THE TASK -> Leave out every picture, then transcribe the rest of the listing exactly.
┌────────
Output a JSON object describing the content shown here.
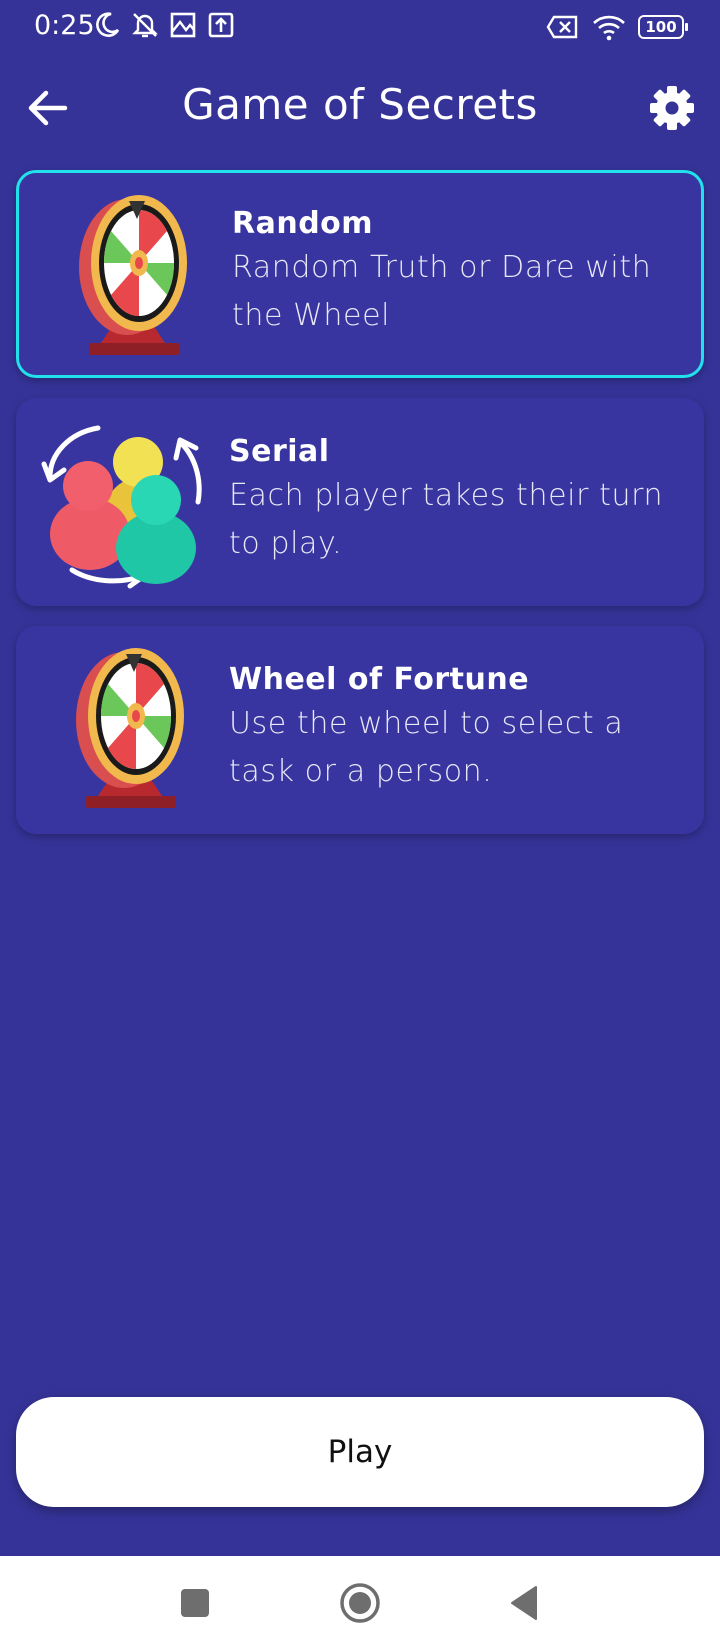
{
  "status_bar": {
    "time": "0:25",
    "left_icons": [
      "moon-icon",
      "alarm-off-icon",
      "image-icon",
      "upload-icon"
    ],
    "right_icons": [
      "no-sim-icon",
      "wifi-icon",
      "battery-icon"
    ],
    "battery": "100"
  },
  "app_bar": {
    "title": "Game of Secrets",
    "back_icon": "arrow-left-icon",
    "settings_icon": "gear-icon"
  },
  "modes": [
    {
      "title": "Random",
      "description": "Random Truth or Dare with the Wheel",
      "icon": "wheel-icon",
      "selected": true
    },
    {
      "title": "Serial",
      "description": "Each player takes their turn to play.",
      "icon": "players-rotate-icon",
      "selected": false
    },
    {
      "title": "Wheel of Fortune",
      "description": "Use the wheel to select a task or a person.",
      "icon": "wheel-icon",
      "selected": false
    }
  ],
  "play_button": {
    "label": "Play"
  },
  "nav_bar": {
    "buttons": [
      "recents-square-icon",
      "home-circle-icon",
      "back-triangle-icon"
    ]
  },
  "colors": {
    "background": "#353397",
    "card": "#3835a0",
    "selected_border": "#21e1ec",
    "button": "#ffffff"
  }
}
└────────
EXPECTED OUTPUT ->
Output a JSON object describing the content shown here.
{
  "status_bar": {
    "time": "0:25",
    "left_icons": [
      "moon-icon",
      "alarm-off-icon",
      "image-icon",
      "upload-icon"
    ],
    "right_icons": [
      "no-sim-icon",
      "wifi-icon",
      "battery-icon"
    ],
    "battery": "100"
  },
  "app_bar": {
    "title": "Game of Secrets",
    "back_icon": "arrow-left-icon",
    "settings_icon": "gear-icon"
  },
  "modes": [
    {
      "title": "Random",
      "description": "Random Truth or Dare with the Wheel",
      "icon": "wheel-icon",
      "selected": true
    },
    {
      "title": "Serial",
      "description": "Each player takes their turn to play.",
      "icon": "players-rotate-icon",
      "selected": false
    },
    {
      "title": "Wheel of Fortune",
      "description": "Use the wheel to select a task or a person.",
      "icon": "wheel-icon",
      "selected": false
    }
  ],
  "play_button": {
    "label": "Play"
  },
  "nav_bar": {
    "buttons": [
      "recents-square-icon",
      "home-circle-icon",
      "back-triangle-icon"
    ]
  },
  "colors": {
    "background": "#353397",
    "card": "#3835a0",
    "selected_border": "#21e1ec",
    "button": "#ffffff"
  }
}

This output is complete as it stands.